■ **PROBLEM DESCRIPTION**
Isolate every line in the data with the string "Output" and copy it.

■ **INFORMATION SHOWN**
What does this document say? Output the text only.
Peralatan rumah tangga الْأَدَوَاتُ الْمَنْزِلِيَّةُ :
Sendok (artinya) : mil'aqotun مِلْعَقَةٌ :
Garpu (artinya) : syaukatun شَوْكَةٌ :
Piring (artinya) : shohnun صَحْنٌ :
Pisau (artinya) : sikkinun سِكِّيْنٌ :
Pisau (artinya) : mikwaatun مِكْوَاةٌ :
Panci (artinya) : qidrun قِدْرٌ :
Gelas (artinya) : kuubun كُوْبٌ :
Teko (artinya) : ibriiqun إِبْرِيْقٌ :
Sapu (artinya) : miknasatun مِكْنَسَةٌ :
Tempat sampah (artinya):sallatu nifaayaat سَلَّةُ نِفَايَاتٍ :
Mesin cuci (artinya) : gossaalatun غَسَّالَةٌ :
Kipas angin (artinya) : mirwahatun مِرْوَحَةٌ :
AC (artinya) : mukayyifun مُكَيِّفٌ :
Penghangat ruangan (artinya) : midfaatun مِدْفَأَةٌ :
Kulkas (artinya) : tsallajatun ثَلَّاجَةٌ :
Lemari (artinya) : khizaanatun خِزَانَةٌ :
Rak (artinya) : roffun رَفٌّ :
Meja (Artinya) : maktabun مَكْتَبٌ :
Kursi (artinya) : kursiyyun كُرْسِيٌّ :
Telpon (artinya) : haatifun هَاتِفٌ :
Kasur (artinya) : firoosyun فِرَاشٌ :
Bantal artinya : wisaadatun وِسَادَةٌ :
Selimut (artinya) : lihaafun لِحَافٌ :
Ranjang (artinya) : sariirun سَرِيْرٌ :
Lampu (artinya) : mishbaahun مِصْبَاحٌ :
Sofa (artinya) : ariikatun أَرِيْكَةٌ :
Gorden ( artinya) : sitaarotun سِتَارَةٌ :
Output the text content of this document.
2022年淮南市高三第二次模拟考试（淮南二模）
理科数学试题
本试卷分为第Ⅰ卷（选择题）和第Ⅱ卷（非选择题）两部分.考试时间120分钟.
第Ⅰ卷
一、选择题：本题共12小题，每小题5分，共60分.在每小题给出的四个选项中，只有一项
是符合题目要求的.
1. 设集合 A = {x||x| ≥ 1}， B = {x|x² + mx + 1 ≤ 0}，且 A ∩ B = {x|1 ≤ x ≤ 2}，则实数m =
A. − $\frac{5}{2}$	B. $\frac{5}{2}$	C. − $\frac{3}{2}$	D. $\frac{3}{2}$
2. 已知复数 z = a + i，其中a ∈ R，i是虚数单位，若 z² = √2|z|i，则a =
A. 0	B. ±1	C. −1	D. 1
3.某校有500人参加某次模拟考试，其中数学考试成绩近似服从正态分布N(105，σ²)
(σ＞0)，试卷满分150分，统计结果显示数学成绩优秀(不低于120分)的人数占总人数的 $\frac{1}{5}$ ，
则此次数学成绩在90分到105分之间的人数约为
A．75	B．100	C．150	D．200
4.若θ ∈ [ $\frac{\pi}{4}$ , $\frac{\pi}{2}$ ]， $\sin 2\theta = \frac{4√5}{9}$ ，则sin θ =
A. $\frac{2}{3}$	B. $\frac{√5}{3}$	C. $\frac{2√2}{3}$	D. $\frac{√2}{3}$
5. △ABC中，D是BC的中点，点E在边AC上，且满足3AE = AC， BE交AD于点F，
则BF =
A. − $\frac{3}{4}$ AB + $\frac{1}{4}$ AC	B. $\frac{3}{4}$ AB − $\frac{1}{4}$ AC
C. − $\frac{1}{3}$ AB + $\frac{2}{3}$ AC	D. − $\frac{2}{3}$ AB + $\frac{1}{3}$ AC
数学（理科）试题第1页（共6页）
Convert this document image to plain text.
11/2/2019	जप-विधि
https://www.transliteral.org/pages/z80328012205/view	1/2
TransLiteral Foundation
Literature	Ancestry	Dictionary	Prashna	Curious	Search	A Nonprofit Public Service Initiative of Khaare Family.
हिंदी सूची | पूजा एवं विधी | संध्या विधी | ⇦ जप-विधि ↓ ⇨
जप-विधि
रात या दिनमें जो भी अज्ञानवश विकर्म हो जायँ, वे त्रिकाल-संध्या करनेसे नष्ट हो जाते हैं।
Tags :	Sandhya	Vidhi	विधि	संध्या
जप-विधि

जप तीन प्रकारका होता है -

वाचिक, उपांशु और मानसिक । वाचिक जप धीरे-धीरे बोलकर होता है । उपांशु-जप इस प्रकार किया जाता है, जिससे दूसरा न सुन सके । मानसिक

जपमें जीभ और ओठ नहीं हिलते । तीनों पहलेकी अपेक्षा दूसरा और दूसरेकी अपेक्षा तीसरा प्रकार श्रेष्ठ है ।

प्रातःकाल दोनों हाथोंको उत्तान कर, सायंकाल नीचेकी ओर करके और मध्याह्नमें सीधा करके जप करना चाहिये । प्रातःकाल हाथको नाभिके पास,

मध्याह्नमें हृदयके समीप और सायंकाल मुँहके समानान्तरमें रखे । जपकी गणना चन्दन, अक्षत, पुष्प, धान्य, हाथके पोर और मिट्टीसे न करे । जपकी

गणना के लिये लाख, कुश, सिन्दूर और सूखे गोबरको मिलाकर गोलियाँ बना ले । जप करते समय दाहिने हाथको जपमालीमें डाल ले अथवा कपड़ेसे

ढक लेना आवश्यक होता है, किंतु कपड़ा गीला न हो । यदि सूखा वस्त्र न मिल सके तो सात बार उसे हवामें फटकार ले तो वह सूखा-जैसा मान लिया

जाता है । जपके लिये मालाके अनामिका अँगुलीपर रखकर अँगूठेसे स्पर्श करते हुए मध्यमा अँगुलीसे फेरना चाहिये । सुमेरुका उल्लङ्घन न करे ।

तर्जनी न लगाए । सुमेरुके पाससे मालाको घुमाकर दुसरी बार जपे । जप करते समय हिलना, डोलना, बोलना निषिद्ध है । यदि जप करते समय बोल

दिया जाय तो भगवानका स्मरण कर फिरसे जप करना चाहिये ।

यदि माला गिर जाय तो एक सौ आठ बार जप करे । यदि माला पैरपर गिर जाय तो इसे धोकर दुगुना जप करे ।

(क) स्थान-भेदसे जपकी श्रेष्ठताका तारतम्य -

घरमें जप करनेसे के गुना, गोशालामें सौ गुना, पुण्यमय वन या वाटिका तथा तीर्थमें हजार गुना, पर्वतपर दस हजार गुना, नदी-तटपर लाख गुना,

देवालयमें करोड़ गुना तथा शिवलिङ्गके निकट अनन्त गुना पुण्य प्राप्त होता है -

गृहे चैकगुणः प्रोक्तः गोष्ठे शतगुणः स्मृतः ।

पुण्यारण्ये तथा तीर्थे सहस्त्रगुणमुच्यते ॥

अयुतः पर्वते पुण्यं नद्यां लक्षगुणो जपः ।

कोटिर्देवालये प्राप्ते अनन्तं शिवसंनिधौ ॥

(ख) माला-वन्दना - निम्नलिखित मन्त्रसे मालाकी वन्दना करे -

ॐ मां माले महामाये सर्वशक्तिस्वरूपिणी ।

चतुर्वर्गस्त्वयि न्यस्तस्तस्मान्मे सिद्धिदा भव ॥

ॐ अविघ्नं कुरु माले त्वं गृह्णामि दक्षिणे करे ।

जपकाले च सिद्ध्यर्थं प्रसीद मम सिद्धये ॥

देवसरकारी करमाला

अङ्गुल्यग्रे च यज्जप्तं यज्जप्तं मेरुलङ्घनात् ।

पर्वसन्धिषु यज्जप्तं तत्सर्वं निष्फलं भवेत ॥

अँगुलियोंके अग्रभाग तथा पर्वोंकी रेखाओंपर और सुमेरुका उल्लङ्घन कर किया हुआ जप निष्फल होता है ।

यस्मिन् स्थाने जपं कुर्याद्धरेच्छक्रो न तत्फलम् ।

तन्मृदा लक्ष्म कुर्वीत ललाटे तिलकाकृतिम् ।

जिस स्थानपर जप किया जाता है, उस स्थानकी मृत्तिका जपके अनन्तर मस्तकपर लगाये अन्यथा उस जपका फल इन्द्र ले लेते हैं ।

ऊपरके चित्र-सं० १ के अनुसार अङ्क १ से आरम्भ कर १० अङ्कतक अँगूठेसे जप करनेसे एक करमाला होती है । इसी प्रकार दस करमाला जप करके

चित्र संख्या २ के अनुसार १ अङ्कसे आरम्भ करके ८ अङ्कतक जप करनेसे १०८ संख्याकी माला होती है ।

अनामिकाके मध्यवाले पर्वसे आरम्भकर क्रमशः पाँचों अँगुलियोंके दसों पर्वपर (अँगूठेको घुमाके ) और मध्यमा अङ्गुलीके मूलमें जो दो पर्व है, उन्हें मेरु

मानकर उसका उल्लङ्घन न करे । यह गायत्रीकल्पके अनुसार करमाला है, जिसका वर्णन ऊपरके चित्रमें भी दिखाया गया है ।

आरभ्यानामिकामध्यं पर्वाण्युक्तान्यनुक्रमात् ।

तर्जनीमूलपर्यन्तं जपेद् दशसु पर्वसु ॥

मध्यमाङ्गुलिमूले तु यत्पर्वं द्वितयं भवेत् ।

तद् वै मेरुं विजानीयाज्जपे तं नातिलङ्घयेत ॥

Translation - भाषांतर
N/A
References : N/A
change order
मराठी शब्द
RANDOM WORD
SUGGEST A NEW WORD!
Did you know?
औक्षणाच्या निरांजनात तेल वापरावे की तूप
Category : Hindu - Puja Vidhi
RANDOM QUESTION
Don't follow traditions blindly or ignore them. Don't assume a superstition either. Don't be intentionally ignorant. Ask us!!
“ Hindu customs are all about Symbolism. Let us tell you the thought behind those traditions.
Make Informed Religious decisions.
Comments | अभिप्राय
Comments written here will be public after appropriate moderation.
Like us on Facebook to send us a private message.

■ **WORKED SOLUTION**
What does this document say? Output the text only.
Output the text content of this document.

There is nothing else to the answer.